→ **Required work**:
For each line of the data below that holds "Antonín", copy the line.

Collection entries
_____
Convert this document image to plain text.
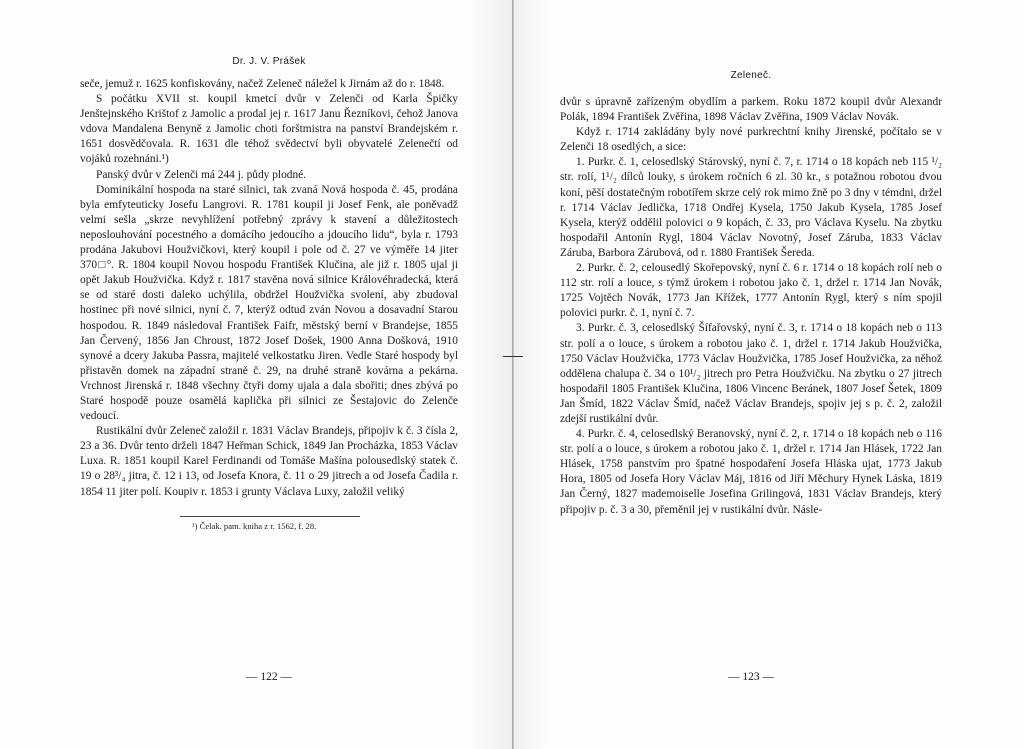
Dr. J. V. Prášek

seče, jemuž r. 1625 konfiskovány, načež Zeleneč náležel k Jirnám až do r. 1848.

S počátku XVII st. koupil kmetcí dvůr v Zelenči od Karla Špičky Jenštejnského Krištof z Jamolic a prodal jej r. 1617 Janu Řezníkovi, čehož Janova vdova Mandalena Benyně z Jamolic choti forštmistra na panství Brandejském r. 1651 dosvědčovala. R. 1631 dle téhož svědectví byli obyvatelé Zelenečtí od vojáků rozehnáni.¹)

Panský dvůr v Zelenči má 244 j. půdy plodné.

Dominikální hospoda na staré silnici, tak zvaná Nová hospoda č. 45, prodána byla emfyteuticky Josefu Langrovi. R. 1781 koupil ji Josef Fenk, ale poněvadž velmi sešla „skrze nevyhlížení potřebný zprávy k stavení a důležitostech neposlouhování pocestného a domácího jedoucího a jdoucího lidu“, byla r. 1793 prodána Jakubovi Houžvičkovi, který koupil i pole od č. 27 ve výměře 14 jiter 370□°. R. 1804 koupil Novou hospodu František Klučina, ale již r. 1805 ujal ji opět Jakub Houžvička. Když r. 1817 stavěna nová silnice Královéhradecká, která se od staré dosti daleko uchýlila, obdržel Houžvička svolení, aby zbudoval hostinec při nové silnici, nyní č. 7, kterýž odtud zván Novou a dosavadní Starou hospodou. R. 1849 následoval František Faifr, městský berní v Brandejse, 1855 Jan Červený, 1856 Jan Chroust, 1872 Josef Došek, 1900 Anna Došková, 1910 synové a dcery Jakuba Passra, majitelé velkostatku Jiren. Vedle Staré hospody byl přistavěn domek na západní straně č. 29, na druhé straně kovárna a pekárna. Vrchnost Jirenská r. 1848 všechny čtyři domy ujala a dala sbořiti; dnes zbývá po Staré hospodě pouze osamělá kaplička při silnici ze Šestajovic do Zelenče vedoucí.

Rustikální dvůr Zeleneč založil r. 1831 Václav Brandejs, připojiv k č. 3 čísla 2, 23 a 36. Dvůr tento drželi 1847 Heřman Schick, 1849 Jan Procházka, 1853 Václav Luxa. R. 1851 koupil Karel Ferdinandi od Tomáše Mašína polousedlský statek č. 19 o 28³/₄ jitra, č. 12 i 13, od Josefa Knora, č. 11 o 29 jitrech a od Josefa Čadila r. 1854 11 jiter polí. Koupiv r. 1853 i grunty Václava Luxy, založil veliký

¹) Čelak. pam. kniha z r. 1562, f. 28.
— 122 —
Zeleneč.

dvůr s úpravně zařízeným obydlím a parkem. Roku 1872 koupil dvůr Alexandr Polák, 1894 František Zvěřina, 1898 Václav Zvěřina, 1909 Václav Novák.

Když r. 1714 zakládány byly nové purkrechtní knihy Jirenské, počítalo se v Zelenči 18 osedlých, a sice:

1. Purkr. č. 1, celosedlský Stárovský, nyní č. 7, r. 1714 o 18 kopách neb 115 ¹/₂ str. rolí, 1¹/₂ dílců louky, s úrokem ročních 6 zl. 30 kr., s potažnou robotou dvou koní, pěší dostatečným robotířem skrze celý rok mimo žně po 3 dny v témdni, držel r. 1714 Václav Jedlička, 1718 Ondřej Kysela, 1750 Jakub Kysela, 1785 Josef Kysela, kterýž oddělil polovici o 9 kopách, č. 33, pro Václava Kyselu. Na zbytku hospodařil Antonín Rygl, 1804 Václav Novotný, Josef Záruba, 1833 Václav Záruba, Barbora Zárubová, od r. 1880 František Šereda.

2. Purkr. č. 2, celousedlý Skořepovský, nyní č. 6 r. 1714 o 18 kopách rolí neb o 112 str. rolí a louce, s týmž úrokem i robotou jako č. 1, držel r. 1714 Jan Novák, 1725 Vojtěch Novák, 1773 Jan Křížek, 1777 Antonín Rygl, který s ním spojil polovici purkr. č. 1, nyní č. 7.

3. Purkr. č. 3, celosedlský Šífařovský, nyní č. 3, r. 1714 o 18 kopách neb o 113 str. polí a o louce, s úrokem a robotou jako č. 1, držel r. 1714 Jakub Houžvička, 1750 Václav Houžvička, 1773 Václav Houžvička, 1785 Josef Houžvička, za něhož oddělena chalupa č. 34 o 10¹/₂ jitrech pro Petra Houžvičku. Na zbytku o 27 jitrech hospodařil 1805 František Klučina, 1806 Vincenc Beránek, 1807 Josef Šetek, 1809 Jan Šmíd, 1822 Václav Šmíd, načež Václav Brandejs, spojiv jej s p. č. 2, založil zdejší rustikální dvůr.

4. Purkr. č. 4, celosedlský Beranovský, nyní č. 2, r. 1714 o 18 kopách neb o 116 str. polí a o louce, s úrokem a robotou jako č. 1, držel r. 1714 Jan Hlásek, 1722 Jan Hlásek, 1758 panstvím pro špatné hospodaření Josefa Hláska ujat, 1773 Jakub Hora, 1805 od Josefa Hory Václav Máj, 1816 od Jiří Měchury Hynek Láska, 1819 Jan Černý, 1827 mademoiselle Josefina Grilingová, 1831 Václav Brandejs, který připojiv p. č. 3 a 30, přeměnil jej v rustikální dvůr. Násle-

— 123 —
_____
→ **Exercise result**:
1. Purkr. č. 1, celosedlský Stárovský, nyní č. 7, r. 1714 o 18 kopách neb 115 ¹/₂ str. rolí, 1¹/₂ dílců louky, s úrokem ročních 6 zl. 30 kr., s potažnou robotou dvou koní, pěší dostatečným robotířem skrze celý rok mimo žně po 3 dny v témdni, držel r. 1714 Václav Jedlička, 1718 Ondřej Kysela, 1750 Jakub Kysela, 1785 Josef Kysela, kterýž oddělil polovici o 9 kopách, č. 33, pro Václava Kyselu. Na zbytku hospodařil Antonín Rygl, 1804 Václav Novotný, Josef Záruba, 1833 Václav Záruba, Barbora Zárubová, od r. 1880 František Šereda.
2. Purkr. č. 2, celousedlý Skořepovský, nyní č. 6 r. 1714 o 18 kopách rolí neb o 112 str. rolí a louce, s týmž úrokem i robotou jako č. 1, držel r. 1714 Jan Novák, 1725 Vojtěch Novák, 1773 Jan Křížek, 1777 Antonín Rygl, který s ním spojil polovici purkr. č. 1, nyní č. 7.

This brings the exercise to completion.